• _THE REQUEST_
Using the data beneath, show every line that includes the word "text".

• _INFORMATION SHOWN_
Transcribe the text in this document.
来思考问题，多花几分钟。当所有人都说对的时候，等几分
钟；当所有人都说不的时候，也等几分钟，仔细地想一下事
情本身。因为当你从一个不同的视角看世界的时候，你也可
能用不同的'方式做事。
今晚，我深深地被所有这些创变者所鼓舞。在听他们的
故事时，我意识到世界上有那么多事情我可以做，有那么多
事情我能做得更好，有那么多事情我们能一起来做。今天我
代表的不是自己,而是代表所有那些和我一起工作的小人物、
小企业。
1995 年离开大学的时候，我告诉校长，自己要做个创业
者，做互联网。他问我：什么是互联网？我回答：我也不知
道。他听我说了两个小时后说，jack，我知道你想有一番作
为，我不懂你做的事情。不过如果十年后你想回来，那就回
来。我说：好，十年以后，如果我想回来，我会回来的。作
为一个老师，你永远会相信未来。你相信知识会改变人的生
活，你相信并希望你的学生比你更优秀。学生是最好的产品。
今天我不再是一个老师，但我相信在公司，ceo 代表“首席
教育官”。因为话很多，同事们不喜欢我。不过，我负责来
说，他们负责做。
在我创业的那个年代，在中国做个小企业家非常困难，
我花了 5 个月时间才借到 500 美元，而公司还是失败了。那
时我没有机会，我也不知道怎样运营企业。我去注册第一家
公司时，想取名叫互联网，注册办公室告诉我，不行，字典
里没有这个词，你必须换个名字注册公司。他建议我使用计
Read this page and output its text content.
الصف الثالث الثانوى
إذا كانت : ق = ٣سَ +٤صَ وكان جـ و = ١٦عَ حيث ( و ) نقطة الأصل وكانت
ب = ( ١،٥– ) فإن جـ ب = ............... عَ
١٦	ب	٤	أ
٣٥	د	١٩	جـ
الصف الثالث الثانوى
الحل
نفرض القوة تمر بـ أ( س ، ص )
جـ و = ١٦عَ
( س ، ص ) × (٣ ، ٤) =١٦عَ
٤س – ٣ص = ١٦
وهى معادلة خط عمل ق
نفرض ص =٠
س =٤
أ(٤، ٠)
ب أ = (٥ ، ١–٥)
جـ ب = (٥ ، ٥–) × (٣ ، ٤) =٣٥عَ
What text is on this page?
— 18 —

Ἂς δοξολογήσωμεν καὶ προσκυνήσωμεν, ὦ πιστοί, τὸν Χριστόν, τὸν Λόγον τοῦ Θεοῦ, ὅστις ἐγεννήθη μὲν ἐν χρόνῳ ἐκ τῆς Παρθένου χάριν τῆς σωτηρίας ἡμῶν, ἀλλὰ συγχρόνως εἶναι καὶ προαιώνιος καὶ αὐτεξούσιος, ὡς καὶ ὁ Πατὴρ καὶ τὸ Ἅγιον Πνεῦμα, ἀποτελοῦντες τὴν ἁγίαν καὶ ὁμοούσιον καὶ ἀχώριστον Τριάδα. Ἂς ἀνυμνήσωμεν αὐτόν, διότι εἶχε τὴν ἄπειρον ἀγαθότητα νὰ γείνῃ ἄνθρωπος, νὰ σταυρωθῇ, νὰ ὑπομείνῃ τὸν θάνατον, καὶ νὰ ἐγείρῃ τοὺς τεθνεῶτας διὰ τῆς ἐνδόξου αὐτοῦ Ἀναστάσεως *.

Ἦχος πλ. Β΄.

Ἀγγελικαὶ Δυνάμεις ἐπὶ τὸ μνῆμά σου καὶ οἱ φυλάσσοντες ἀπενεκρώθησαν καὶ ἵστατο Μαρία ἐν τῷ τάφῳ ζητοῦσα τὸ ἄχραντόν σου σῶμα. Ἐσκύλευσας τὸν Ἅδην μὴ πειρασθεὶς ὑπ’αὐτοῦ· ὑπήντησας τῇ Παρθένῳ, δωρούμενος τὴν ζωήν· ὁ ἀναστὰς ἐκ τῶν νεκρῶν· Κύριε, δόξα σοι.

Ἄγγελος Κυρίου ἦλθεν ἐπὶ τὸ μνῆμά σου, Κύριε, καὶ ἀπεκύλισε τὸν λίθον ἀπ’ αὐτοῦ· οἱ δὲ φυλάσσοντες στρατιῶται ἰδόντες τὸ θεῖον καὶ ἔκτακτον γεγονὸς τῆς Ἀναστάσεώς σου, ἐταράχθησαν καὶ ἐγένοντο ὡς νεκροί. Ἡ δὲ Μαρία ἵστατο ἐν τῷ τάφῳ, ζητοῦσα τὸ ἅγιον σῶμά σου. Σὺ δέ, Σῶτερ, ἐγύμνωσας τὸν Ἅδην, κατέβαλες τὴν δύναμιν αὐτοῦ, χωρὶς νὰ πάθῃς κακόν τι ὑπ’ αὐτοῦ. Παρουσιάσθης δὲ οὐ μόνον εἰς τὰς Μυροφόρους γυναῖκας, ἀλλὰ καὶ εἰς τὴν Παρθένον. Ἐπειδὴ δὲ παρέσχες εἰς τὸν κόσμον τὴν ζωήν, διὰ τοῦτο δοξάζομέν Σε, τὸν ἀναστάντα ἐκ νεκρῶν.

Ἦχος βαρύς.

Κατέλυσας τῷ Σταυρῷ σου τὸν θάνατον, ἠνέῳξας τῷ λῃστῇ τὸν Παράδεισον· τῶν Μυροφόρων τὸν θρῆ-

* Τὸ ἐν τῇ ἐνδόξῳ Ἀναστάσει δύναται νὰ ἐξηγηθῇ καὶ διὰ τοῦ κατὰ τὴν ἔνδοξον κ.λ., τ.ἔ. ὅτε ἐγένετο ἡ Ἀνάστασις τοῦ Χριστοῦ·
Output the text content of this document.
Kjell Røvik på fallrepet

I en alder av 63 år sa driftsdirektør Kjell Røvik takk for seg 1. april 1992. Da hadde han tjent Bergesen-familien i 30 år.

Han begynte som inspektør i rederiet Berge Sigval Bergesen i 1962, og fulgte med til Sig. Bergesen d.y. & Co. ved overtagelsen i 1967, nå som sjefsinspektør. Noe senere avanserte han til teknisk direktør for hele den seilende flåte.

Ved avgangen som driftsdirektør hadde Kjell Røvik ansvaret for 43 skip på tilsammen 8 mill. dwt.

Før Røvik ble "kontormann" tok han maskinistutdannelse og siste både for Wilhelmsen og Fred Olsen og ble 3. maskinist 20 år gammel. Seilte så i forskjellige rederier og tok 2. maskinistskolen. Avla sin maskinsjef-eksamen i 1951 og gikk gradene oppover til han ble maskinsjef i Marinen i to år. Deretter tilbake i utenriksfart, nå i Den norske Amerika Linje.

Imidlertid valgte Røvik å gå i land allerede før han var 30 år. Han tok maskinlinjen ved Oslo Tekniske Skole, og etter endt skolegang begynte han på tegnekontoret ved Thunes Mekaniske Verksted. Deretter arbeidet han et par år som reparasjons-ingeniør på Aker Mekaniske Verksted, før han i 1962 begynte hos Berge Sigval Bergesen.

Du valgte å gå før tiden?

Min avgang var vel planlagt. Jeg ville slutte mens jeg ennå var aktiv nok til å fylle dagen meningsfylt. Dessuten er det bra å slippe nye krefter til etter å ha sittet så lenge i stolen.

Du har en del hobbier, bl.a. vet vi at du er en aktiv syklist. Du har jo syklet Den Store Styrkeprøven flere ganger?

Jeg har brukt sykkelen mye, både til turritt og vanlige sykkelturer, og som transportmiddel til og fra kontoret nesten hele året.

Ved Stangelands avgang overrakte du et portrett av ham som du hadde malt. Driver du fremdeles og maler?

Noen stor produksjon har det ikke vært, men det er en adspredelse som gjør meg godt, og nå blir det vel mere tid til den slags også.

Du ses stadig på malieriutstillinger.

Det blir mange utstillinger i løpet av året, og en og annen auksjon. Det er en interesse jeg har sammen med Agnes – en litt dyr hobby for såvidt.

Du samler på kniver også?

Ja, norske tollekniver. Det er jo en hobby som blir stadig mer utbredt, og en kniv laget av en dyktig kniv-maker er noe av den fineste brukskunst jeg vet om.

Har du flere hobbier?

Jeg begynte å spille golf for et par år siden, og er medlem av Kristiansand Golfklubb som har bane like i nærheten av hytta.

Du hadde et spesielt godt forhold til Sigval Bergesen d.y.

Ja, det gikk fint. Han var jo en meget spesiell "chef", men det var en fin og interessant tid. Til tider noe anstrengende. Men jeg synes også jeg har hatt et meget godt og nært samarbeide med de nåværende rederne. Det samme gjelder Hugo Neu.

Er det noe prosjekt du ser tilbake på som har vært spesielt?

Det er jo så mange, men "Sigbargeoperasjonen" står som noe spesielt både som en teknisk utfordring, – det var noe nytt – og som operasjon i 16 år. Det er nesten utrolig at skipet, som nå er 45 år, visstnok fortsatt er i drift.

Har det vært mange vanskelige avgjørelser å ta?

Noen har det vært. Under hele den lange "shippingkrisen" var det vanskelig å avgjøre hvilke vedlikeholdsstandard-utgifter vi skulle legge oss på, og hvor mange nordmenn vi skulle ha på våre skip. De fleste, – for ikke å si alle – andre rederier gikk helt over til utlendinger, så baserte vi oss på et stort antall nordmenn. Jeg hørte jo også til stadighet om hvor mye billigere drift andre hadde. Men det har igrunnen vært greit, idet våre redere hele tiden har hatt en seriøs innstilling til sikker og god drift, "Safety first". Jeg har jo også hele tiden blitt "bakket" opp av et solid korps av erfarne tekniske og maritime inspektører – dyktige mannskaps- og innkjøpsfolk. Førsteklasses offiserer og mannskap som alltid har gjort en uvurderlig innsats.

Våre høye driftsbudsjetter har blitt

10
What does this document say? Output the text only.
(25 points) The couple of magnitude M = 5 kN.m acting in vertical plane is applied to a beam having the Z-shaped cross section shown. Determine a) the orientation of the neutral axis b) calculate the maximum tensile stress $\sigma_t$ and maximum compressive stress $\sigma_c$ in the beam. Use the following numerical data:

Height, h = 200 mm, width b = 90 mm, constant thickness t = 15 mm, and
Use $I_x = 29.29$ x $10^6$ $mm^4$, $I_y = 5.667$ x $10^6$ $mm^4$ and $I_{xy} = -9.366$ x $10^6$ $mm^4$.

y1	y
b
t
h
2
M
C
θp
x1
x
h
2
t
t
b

• _ANSWER IN FULL_
Transcribe the text in this document.
Read this page and output its text content.
What text is on this page?
Output the text content of this document.
What does this document say? Output the text only.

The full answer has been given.